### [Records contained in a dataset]
* START *

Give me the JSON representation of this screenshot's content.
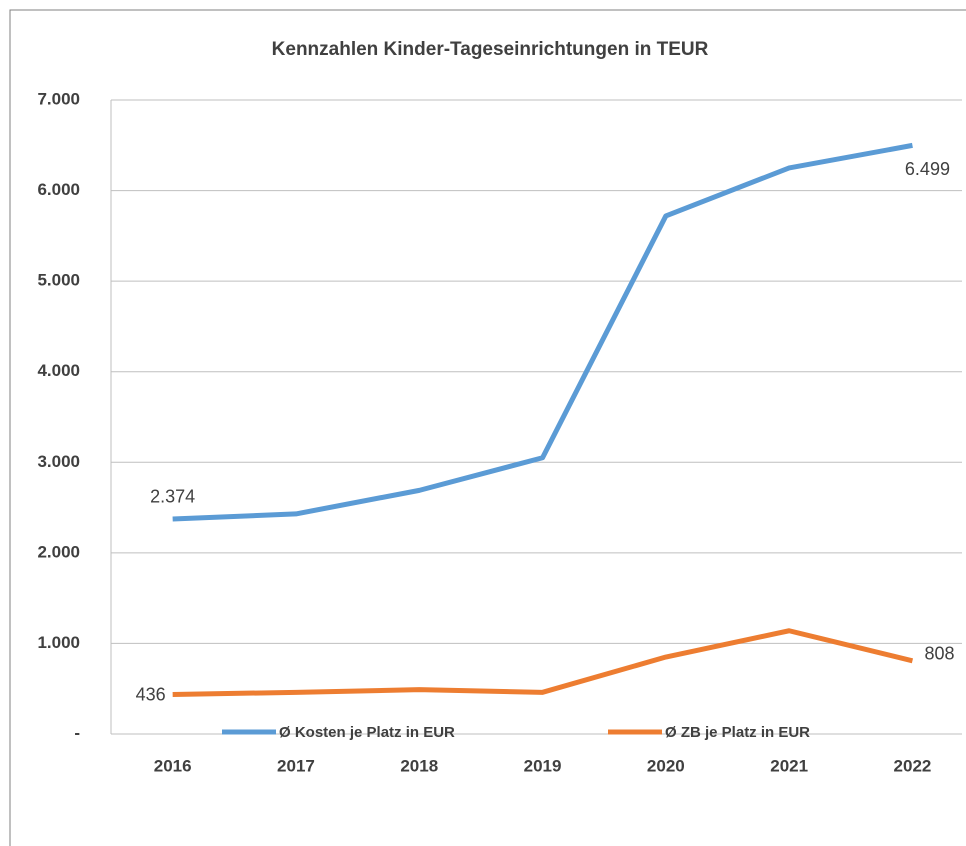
{
  "chart_data": {
    "type": "line",
    "title": "Kennzahlen Kinder-Tageseinrichtungen in TEUR",
    "categories": [
      "2016",
      "2017",
      "2018",
      "2019",
      "2020",
      "2021",
      "2022"
    ],
    "series": [
      {
        "name": "Ø Kosten je Platz in EUR",
        "color": "#5b9bd5",
        "values": [
          2374,
          2430,
          2690,
          3050,
          5720,
          6250,
          6499
        ],
        "value_labels": [
          "2.374",
          null,
          null,
          null,
          null,
          null,
          "6.499"
        ]
      },
      {
        "name": "Ø ZB je Platz in EUR",
        "color": "#ed7d31",
        "values": [
          436,
          460,
          490,
          460,
          850,
          1140,
          808
        ],
        "value_labels": [
          "436",
          null,
          null,
          null,
          null,
          null,
          "808"
        ]
      }
    ],
    "ylim": [
      0,
      7000
    ],
    "yticks": [
      {
        "value": 0,
        "label": "-"
      },
      {
        "value": 1000,
        "label": "1.000"
      },
      {
        "value": 2000,
        "label": "2.000"
      },
      {
        "value": 3000,
        "label": "3.000"
      },
      {
        "value": 4000,
        "label": "4.000"
      },
      {
        "value": 5000,
        "label": "5.000"
      },
      {
        "value": 6000,
        "label": "6.000"
      },
      {
        "value": 7000,
        "label": "7.000"
      }
    ],
    "grid": true,
    "legend": "bottom"
  }
}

* END *

### [WHAT YOU WILL DO]
Check each line of these records for the string "Platz" and state only how many lines have it.

### [TASK RESPONSE]
2